◆ THE DATA ◆
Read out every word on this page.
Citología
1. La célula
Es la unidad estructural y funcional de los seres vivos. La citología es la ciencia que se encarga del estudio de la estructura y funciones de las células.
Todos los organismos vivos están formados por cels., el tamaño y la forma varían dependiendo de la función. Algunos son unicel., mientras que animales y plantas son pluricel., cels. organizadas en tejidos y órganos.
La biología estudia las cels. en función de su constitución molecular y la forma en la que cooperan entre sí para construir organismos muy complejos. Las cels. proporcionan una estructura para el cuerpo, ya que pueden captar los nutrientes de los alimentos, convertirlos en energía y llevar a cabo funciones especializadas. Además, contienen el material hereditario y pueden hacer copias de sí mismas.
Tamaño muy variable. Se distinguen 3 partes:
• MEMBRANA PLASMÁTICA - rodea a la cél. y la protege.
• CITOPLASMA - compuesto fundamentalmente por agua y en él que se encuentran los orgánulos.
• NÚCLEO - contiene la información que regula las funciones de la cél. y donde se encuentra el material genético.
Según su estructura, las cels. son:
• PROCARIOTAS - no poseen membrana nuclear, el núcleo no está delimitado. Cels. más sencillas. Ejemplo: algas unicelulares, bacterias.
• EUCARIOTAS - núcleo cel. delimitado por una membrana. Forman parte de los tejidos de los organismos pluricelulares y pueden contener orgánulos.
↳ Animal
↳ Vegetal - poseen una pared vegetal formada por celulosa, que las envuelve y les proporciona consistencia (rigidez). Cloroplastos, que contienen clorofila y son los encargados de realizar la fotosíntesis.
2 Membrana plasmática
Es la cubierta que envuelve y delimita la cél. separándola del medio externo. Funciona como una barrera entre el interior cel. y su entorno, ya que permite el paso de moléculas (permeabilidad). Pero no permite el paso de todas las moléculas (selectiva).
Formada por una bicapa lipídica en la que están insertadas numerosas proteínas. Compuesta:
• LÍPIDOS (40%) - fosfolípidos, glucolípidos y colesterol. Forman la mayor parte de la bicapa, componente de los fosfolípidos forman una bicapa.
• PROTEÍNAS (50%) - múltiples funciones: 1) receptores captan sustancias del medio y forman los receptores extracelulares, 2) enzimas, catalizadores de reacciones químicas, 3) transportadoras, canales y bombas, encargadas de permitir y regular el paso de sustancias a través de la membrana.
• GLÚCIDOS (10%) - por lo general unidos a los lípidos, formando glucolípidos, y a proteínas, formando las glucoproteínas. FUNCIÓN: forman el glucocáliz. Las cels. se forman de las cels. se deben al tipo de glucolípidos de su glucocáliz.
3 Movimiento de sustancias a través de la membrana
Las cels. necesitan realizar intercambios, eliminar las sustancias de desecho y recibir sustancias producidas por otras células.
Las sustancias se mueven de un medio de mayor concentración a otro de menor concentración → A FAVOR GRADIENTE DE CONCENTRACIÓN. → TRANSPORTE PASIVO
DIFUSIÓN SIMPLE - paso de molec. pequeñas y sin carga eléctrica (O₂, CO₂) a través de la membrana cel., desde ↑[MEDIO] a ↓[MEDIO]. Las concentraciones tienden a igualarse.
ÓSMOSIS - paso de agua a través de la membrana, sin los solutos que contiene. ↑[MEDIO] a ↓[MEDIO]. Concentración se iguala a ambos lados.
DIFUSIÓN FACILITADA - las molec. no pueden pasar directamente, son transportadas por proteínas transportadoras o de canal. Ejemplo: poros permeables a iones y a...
--
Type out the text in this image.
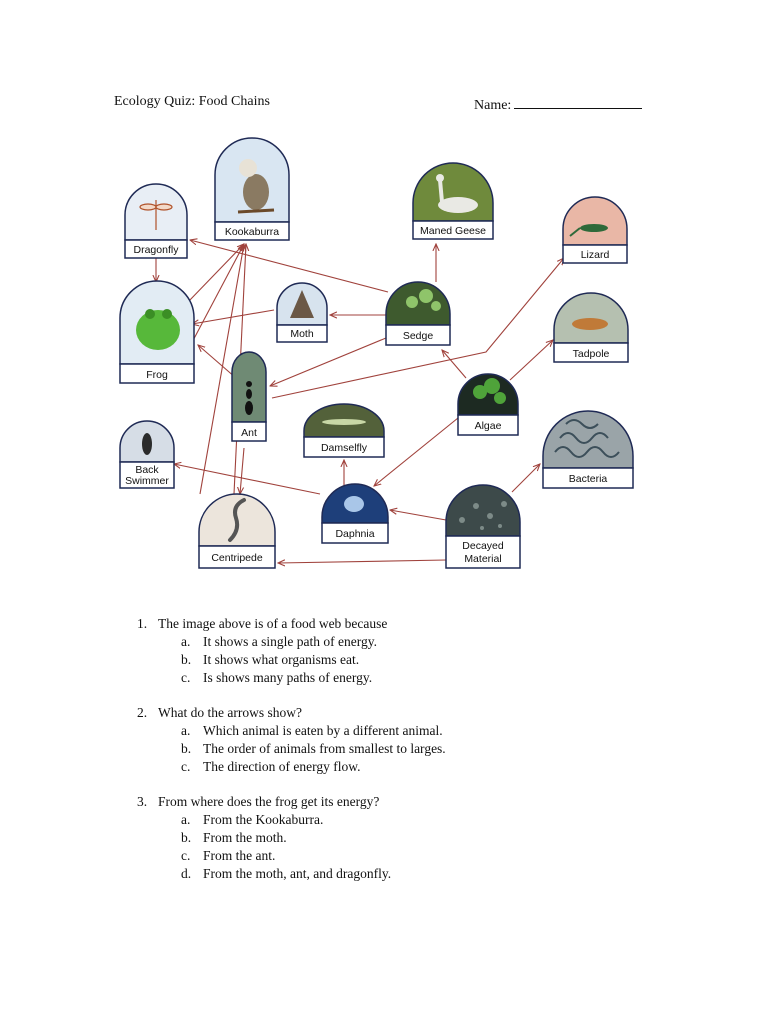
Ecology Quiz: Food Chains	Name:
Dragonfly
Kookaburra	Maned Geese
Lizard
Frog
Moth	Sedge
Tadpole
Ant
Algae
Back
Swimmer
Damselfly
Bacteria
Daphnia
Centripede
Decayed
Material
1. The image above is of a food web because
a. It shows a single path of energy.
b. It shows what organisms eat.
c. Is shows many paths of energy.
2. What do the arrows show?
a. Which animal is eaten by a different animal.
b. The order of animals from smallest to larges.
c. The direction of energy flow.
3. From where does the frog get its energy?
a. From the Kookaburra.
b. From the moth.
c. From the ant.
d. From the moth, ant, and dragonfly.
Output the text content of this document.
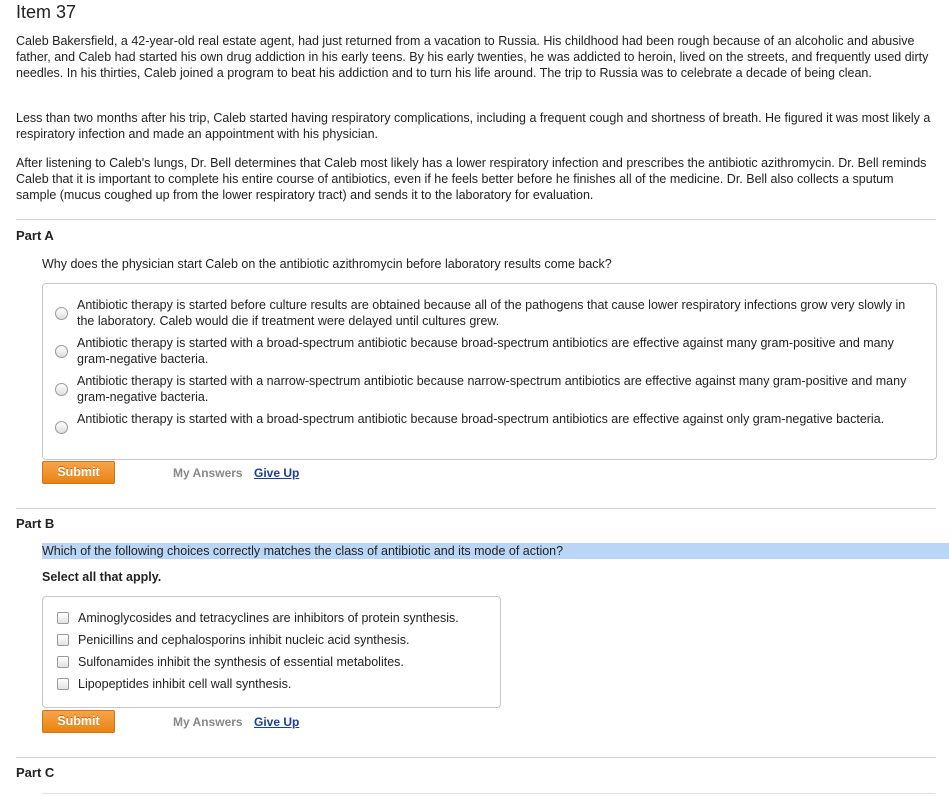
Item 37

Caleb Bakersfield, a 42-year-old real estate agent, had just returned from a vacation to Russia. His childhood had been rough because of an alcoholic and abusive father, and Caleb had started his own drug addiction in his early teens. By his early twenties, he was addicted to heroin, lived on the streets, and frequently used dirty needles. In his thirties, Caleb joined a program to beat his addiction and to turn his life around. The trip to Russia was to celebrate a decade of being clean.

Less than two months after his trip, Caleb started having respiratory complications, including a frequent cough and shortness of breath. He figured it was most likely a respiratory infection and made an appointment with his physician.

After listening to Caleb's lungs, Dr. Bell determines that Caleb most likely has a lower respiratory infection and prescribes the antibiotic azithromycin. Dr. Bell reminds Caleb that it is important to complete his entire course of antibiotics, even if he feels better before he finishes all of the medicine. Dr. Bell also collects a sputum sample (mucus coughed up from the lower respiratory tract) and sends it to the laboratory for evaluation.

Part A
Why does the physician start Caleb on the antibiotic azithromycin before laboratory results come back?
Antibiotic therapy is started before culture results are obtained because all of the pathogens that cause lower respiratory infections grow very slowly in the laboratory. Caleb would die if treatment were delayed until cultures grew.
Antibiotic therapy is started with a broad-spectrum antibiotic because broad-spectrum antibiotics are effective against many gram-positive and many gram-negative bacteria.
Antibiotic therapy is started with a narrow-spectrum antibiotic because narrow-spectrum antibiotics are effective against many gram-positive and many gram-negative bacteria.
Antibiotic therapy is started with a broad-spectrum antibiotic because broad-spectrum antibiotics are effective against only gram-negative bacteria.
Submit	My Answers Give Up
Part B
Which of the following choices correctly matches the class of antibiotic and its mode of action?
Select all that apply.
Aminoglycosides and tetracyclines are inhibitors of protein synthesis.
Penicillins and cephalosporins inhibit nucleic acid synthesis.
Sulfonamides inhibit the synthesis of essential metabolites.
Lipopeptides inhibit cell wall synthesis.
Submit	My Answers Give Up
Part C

◆ EXERCISE DIRECTIONS ◆
Select every line in the material above where the string "tejidos" occurs, and copy it.

◆ RESULT OF THIS TASK ◆
Todos los organismos vivos están formados por cels., el tamaño y la forma varían dependiendo de la función. Algunos son unicel., mientras que animales y plantas son pluricel., cels. organizadas en tejidos y órganos.
• EUCARIOTAS - núcleo cel. delimitado por una membrana. Forman parte de los tejidos de los organismos pluricelulares y pueden contener orgánulos.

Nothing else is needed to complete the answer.